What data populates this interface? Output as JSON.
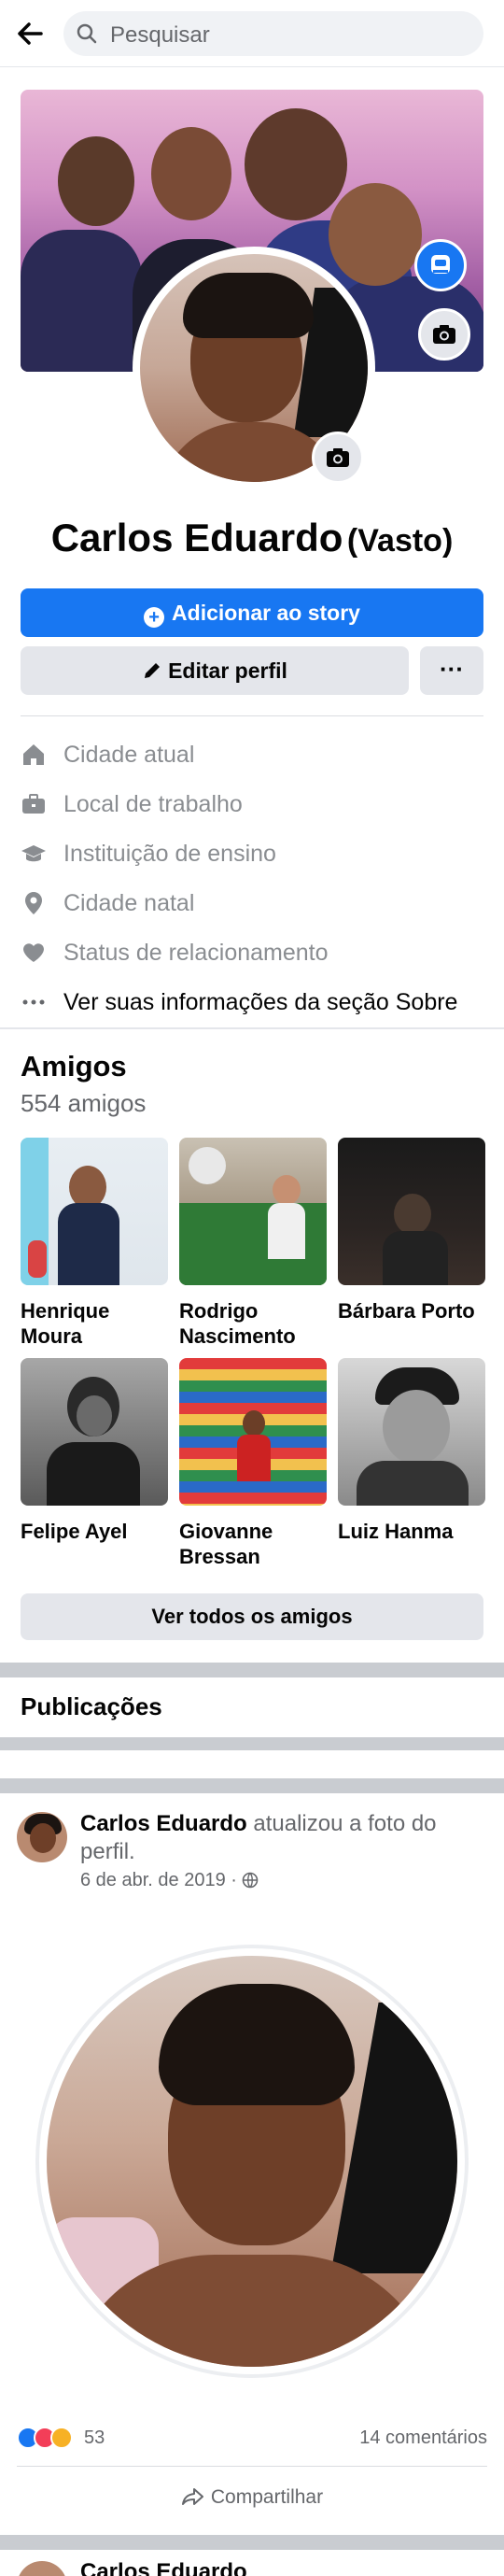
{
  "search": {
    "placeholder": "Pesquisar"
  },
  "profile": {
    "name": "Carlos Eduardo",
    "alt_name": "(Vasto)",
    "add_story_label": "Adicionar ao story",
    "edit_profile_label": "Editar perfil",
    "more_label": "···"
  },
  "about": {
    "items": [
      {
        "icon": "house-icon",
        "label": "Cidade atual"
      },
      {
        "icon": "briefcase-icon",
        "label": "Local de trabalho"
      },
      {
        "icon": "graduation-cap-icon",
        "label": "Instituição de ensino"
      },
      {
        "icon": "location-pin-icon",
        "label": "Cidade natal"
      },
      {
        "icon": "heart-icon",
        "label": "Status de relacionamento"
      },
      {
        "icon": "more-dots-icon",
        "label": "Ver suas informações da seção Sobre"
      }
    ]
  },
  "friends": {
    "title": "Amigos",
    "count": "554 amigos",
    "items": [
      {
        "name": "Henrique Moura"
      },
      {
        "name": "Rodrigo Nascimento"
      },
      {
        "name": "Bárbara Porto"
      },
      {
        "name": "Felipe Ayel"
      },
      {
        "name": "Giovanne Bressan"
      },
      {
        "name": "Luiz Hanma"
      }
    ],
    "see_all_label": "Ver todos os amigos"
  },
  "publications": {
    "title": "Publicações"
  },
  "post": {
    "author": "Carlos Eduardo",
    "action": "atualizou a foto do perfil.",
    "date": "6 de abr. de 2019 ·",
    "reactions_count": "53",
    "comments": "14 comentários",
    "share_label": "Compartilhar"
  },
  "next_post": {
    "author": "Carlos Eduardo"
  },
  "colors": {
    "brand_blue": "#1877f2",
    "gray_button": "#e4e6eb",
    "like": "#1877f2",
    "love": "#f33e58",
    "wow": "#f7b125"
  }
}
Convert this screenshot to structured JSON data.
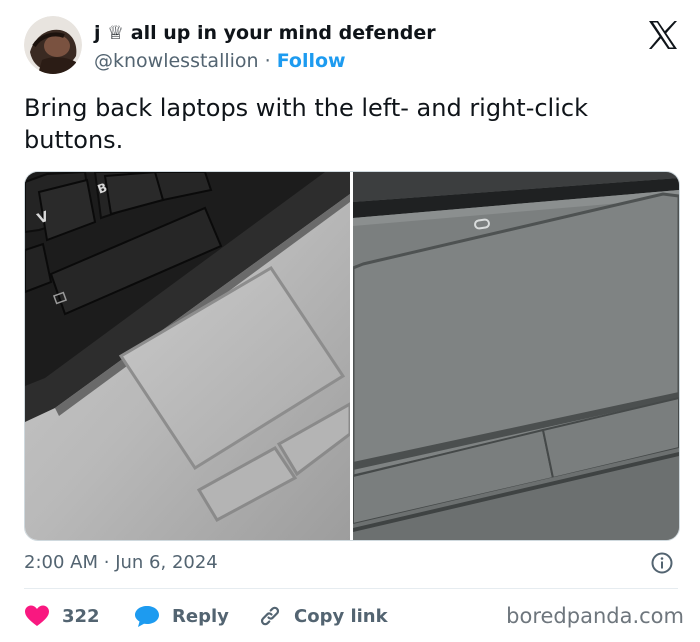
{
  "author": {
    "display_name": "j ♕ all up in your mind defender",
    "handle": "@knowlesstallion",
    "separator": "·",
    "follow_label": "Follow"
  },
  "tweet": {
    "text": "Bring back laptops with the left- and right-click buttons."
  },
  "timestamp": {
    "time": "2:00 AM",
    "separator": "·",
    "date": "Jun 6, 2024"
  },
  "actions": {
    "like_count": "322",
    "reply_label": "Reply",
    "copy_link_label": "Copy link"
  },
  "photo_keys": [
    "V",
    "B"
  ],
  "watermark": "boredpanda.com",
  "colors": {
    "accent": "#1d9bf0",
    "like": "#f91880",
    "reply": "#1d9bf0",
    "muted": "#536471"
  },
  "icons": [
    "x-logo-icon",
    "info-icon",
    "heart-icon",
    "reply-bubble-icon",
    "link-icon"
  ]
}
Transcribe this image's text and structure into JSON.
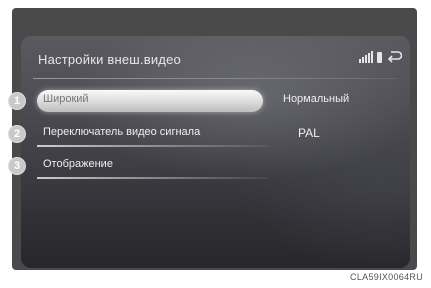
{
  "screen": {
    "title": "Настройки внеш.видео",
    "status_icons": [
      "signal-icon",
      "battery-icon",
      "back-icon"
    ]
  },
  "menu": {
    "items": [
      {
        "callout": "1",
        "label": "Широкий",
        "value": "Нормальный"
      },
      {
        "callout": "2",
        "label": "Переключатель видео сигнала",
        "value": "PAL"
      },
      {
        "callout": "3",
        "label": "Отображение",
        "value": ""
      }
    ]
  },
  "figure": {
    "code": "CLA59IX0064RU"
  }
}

> **Exercise brief**
Each entry above should be reproduced exactly, with the pictures removed.

> **Solved problem**
What data populates this interface? Output as JSON.
{
  "search": {
    "placeholder": "Pesquisar"
  },
  "profile": {
    "name": "Carlos Eduardo",
    "alt_name": "(Vasto)",
    "add_story_label": "Adicionar ao story",
    "edit_profile_label": "Editar perfil",
    "more_label": "···"
  },
  "about": {
    "items": [
      {
        "icon": "house-icon",
        "label": "Cidade atual"
      },
      {
        "icon": "briefcase-icon",
        "label": "Local de trabalho"
      },
      {
        "icon": "graduation-cap-icon",
        "label": "Instituição de ensino"
      },
      {
        "icon": "location-pin-icon",
        "label": "Cidade natal"
      },
      {
        "icon": "heart-icon",
        "label": "Status de relacionamento"
      },
      {
        "icon": "more-dots-icon",
        "label": "Ver suas informações da seção Sobre"
      }
    ]
  },
  "friends": {
    "title": "Amigos",
    "count": "554 amigos",
    "items": [
      {
        "name": "Henrique Moura"
      },
      {
        "name": "Rodrigo Nascimento"
      },
      {
        "name": "Bárbara Porto"
      },
      {
        "name": "Felipe Ayel"
      },
      {
        "name": "Giovanne Bressan"
      },
      {
        "name": "Luiz Hanma"
      }
    ],
    "see_all_label": "Ver todos os amigos"
  },
  "publications": {
    "title": "Publicações"
  },
  "post": {
    "author": "Carlos Eduardo",
    "action": "atualizou a foto do perfil.",
    "date": "6 de abr. de 2019 ·",
    "reactions_count": "53",
    "comments": "14 comentários",
    "share_label": "Compartilhar"
  },
  "next_post": {
    "author": "Carlos Eduardo"
  },
  "colors": {
    "brand_blue": "#1877f2",
    "gray_button": "#e4e6eb",
    "like": "#1877f2",
    "love": "#f33e58",
    "wow": "#f7b125"
  }
}
Convert this screenshot to structured JSON data.
{
  "author": {
    "display_name": "j ♕ all up in your mind defender",
    "handle": "@knowlesstallion",
    "separator": "·",
    "follow_label": "Follow"
  },
  "tweet": {
    "text": "Bring back laptops with the left- and right-click buttons."
  },
  "timestamp": {
    "time": "2:00 AM",
    "separator": "·",
    "date": "Jun 6, 2024"
  },
  "actions": {
    "like_count": "322",
    "reply_label": "Reply",
    "copy_link_label": "Copy link"
  },
  "photo_keys": [
    "V",
    "B"
  ],
  "watermark": "boredpanda.com",
  "colors": {
    "accent": "#1d9bf0",
    "like": "#f91880",
    "reply": "#1d9bf0",
    "muted": "#536471"
  },
  "icons": [
    "x-logo-icon",
    "info-icon",
    "heart-icon",
    "reply-bubble-icon",
    "link-icon"
  ]
}
Transcribe this image's text and structure into JSON.
{
  "screen": {
    "title": "Настройки внеш.видео",
    "status_icons": [
      "signal-icon",
      "battery-icon",
      "back-icon"
    ]
  },
  "menu": {
    "items": [
      {
        "callout": "1",
        "label": "Широкий",
        "value": "Нормальный"
      },
      {
        "callout": "2",
        "label": "Переключатель видео сигнала",
        "value": "PAL"
      },
      {
        "callout": "3",
        "label": "Отображение",
        "value": ""
      }
    ]
  },
  "figure": {
    "code": "CLA59IX0064RU"
  }
}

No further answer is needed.